*Instruction:* Copy every line from the records below that holds the word "Text".

*Input rows:*
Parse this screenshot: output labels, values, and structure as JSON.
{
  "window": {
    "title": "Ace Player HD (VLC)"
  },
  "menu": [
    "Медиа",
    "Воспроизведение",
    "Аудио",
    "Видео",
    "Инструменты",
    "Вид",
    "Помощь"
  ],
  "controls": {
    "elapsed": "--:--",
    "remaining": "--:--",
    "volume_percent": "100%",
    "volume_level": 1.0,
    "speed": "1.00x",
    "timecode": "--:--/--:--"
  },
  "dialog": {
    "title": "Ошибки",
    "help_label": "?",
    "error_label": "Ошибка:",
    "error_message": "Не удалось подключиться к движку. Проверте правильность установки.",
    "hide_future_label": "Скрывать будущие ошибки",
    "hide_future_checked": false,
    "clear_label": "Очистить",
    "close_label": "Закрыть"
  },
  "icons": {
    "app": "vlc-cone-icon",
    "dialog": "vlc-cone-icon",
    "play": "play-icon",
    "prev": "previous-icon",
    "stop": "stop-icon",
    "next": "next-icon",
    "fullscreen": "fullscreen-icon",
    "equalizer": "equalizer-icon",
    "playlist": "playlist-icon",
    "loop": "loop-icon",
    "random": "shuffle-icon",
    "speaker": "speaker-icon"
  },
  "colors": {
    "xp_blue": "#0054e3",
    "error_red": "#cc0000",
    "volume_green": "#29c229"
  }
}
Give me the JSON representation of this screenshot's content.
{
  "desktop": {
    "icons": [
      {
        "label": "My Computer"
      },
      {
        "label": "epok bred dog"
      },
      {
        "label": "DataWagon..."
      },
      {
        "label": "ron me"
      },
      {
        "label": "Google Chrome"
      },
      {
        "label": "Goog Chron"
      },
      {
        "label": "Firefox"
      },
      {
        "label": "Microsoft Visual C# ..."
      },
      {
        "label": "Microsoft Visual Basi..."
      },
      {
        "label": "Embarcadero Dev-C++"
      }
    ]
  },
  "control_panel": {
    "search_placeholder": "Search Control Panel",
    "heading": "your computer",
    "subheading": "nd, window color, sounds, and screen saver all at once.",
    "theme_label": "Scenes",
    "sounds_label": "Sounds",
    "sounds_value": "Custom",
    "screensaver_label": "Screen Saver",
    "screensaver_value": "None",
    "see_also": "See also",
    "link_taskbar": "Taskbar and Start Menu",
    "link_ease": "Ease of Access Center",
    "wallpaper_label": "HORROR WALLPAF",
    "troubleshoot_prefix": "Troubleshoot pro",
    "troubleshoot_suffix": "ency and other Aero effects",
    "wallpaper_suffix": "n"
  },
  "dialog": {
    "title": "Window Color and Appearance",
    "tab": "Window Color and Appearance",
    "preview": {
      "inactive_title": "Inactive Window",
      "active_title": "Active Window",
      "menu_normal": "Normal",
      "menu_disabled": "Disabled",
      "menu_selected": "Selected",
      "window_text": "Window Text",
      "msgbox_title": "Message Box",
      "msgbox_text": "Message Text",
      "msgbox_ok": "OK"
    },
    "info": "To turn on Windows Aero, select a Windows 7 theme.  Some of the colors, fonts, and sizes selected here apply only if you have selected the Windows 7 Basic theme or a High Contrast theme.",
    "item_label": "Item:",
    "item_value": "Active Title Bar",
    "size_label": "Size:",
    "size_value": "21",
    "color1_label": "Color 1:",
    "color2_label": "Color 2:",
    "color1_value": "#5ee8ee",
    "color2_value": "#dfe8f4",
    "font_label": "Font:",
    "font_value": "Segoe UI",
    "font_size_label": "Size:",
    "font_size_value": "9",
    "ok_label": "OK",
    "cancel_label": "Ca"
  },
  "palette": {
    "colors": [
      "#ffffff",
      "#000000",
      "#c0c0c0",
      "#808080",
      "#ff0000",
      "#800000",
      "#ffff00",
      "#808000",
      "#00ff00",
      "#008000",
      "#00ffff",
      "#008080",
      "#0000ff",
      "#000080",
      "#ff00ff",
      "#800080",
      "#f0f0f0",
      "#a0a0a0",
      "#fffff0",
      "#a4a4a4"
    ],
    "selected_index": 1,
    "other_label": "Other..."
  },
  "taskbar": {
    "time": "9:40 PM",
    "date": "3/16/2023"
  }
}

*Task response:*
      "window_text": "Window Text",
      "msgbox_text": "Message Text",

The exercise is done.